## [What is asked]
Look for "Administrator" in each line of the entries, and return the matching lines.

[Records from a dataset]
============================================================

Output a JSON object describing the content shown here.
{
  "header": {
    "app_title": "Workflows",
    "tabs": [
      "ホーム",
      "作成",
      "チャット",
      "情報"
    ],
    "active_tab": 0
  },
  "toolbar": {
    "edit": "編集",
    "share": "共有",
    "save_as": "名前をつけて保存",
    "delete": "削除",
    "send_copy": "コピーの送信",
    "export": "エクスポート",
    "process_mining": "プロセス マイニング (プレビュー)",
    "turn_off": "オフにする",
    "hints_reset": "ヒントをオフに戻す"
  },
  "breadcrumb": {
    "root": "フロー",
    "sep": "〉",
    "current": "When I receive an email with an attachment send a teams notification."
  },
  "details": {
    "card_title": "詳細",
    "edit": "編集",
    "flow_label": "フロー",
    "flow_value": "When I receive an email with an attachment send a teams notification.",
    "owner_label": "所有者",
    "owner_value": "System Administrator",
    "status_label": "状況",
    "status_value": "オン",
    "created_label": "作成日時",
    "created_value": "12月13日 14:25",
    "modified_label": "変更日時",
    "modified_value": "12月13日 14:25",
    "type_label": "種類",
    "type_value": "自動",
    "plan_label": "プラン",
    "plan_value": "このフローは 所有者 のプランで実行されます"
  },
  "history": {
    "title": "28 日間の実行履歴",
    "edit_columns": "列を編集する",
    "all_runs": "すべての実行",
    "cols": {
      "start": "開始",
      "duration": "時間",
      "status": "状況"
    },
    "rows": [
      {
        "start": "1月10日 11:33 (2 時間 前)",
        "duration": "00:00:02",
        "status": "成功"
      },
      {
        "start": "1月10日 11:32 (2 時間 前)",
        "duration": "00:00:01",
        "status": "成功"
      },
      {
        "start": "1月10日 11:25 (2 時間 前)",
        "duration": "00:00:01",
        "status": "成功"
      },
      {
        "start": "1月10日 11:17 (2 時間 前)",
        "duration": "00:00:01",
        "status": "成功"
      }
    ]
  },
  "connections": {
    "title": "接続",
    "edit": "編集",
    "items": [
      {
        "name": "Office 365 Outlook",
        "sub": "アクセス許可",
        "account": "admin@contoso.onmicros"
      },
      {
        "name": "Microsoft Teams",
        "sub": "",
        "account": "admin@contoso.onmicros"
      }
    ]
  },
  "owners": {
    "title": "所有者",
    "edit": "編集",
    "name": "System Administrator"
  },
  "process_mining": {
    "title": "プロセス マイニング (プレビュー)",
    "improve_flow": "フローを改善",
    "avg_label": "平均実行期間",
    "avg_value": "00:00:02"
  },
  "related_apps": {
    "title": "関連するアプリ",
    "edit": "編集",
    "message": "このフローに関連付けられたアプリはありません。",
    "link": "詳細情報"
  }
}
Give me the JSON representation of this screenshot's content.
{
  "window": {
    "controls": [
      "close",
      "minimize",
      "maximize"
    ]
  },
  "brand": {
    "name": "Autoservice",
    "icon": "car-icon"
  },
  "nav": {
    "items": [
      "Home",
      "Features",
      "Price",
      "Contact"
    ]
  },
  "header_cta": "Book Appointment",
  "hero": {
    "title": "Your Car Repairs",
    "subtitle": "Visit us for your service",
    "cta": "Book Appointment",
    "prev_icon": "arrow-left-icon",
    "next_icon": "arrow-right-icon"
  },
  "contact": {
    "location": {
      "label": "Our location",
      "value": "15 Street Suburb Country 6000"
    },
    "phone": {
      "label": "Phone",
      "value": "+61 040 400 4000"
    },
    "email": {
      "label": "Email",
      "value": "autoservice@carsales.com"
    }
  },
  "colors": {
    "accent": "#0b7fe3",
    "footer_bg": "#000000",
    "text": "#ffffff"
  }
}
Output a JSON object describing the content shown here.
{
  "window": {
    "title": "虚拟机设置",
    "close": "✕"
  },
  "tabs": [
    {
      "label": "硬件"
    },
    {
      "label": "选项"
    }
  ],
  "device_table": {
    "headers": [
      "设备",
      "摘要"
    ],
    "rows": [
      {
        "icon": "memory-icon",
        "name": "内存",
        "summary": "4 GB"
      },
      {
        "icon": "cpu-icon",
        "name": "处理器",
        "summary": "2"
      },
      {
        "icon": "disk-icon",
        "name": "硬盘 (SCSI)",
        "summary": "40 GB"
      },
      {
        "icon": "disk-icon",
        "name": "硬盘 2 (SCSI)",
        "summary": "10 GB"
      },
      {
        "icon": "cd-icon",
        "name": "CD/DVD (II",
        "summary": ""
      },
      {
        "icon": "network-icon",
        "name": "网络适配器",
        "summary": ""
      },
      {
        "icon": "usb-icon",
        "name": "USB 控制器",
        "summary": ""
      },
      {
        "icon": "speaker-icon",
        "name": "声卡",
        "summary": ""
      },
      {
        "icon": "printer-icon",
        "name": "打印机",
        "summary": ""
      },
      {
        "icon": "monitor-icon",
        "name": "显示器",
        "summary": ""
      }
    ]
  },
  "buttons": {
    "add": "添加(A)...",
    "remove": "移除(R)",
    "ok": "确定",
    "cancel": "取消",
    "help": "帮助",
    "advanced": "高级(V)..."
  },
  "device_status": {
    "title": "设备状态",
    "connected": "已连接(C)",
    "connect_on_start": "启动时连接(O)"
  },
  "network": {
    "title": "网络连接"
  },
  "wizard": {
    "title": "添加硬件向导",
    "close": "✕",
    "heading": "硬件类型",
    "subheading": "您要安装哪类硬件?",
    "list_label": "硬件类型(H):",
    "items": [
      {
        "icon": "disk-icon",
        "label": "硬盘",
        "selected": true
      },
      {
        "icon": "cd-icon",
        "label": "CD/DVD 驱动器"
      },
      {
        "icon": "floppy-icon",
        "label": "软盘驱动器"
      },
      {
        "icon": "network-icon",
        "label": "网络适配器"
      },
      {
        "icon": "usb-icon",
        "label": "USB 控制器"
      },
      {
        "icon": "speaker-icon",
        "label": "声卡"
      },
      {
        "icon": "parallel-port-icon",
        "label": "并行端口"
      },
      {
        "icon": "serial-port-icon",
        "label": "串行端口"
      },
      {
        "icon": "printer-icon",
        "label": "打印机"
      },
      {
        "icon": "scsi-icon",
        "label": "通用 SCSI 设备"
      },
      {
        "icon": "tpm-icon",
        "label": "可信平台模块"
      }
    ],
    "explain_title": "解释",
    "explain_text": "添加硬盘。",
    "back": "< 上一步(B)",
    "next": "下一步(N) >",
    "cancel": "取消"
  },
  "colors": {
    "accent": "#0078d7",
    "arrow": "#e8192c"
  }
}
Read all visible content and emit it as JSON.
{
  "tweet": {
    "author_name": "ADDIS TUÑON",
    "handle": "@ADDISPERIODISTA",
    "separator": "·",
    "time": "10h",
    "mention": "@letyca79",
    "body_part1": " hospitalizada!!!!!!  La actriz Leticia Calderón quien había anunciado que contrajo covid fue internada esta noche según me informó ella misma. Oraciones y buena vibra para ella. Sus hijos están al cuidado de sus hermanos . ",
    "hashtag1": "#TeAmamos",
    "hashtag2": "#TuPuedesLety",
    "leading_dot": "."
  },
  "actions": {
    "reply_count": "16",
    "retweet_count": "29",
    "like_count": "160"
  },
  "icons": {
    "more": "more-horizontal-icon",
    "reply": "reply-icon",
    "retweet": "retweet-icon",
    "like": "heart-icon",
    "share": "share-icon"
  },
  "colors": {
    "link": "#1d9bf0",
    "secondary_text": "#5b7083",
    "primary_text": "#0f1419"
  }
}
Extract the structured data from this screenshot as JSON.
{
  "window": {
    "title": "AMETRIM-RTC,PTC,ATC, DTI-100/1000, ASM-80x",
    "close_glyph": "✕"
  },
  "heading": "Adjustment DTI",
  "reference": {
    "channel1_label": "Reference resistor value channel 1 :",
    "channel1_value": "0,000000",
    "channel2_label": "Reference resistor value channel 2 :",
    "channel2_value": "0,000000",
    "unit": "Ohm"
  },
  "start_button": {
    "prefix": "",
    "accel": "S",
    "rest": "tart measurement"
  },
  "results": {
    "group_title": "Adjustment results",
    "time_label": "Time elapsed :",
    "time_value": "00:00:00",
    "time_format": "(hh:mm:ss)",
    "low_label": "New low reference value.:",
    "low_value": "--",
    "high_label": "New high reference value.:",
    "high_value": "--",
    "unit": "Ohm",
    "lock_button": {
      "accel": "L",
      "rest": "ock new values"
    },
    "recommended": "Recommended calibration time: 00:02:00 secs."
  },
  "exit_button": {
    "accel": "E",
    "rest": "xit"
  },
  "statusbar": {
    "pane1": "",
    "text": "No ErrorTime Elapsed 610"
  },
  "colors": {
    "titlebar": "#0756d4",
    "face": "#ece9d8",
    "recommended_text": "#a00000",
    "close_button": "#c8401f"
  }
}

============================================================

## [Exercise answer]
    "owner_value": "System Administrator",
    "name": "System Administrator"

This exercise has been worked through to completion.